Start of Data shown

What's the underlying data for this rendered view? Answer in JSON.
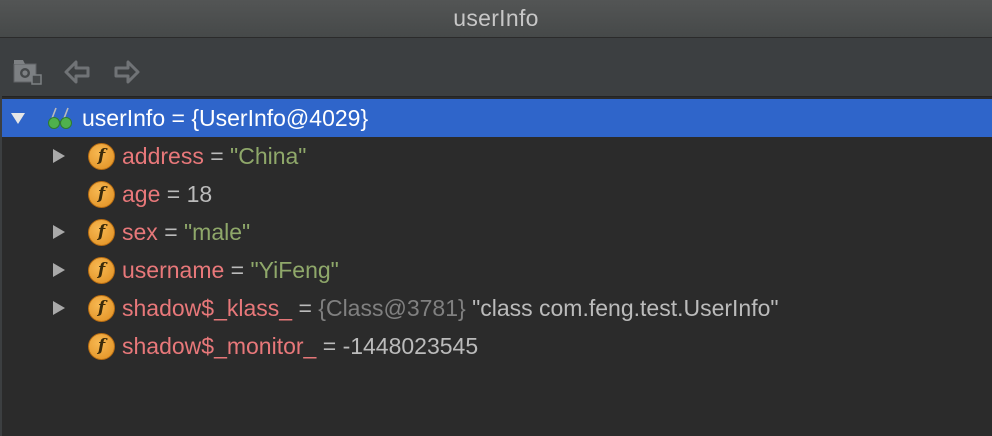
{
  "window": {
    "title": "userInfo"
  },
  "toolbar": {
    "buttons": [
      {
        "icon": "screenshot-icon"
      },
      {
        "icon": "back-arrow-icon"
      },
      {
        "icon": "forward-arrow-icon"
      }
    ]
  },
  "tree": {
    "root": {
      "name": "userInfo",
      "equals": "=",
      "value": "{UserInfo@4029}",
      "icon": "watch-glasses-icon",
      "expanded": true
    },
    "fields": [
      {
        "name": "address",
        "equals": "=",
        "value": "\"China\"",
        "kind": "string",
        "expandable": true,
        "icon_letter": "f"
      },
      {
        "name": "age",
        "equals": "=",
        "value": "18",
        "kind": "number",
        "expandable": false,
        "icon_letter": "f"
      },
      {
        "name": "sex",
        "equals": "=",
        "value": "\"male\"",
        "kind": "string",
        "expandable": true,
        "icon_letter": "f"
      },
      {
        "name": "username",
        "equals": "=",
        "value": "\"YiFeng\"",
        "kind": "string",
        "expandable": true,
        "icon_letter": "f"
      },
      {
        "name": "shadow$_klass_",
        "equals": "=",
        "ref": "{Class@3781}",
        "value": "\"class com.feng.test.UserInfo\"",
        "kind": "object",
        "expandable": true,
        "icon_letter": "f"
      },
      {
        "name": "shadow$_monitor_",
        "equals": "=",
        "value": "-1448023545",
        "kind": "number",
        "expandable": false,
        "icon_letter": "f"
      }
    ]
  },
  "colors": {
    "background": "#3c3f41",
    "tree_background": "#2b2b2b",
    "selection": "#2f65ca",
    "field_name": "#e8787a",
    "string_value": "#8fa86a",
    "field_icon": "#e99d2f"
  }
}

End of Data shown

### What the task requires:
Which lines contain the word "shadow"? Copy each of them.

### Response to this exercise:
        "name": "shadow$_klass_",
        "name": "shadow$_monitor_",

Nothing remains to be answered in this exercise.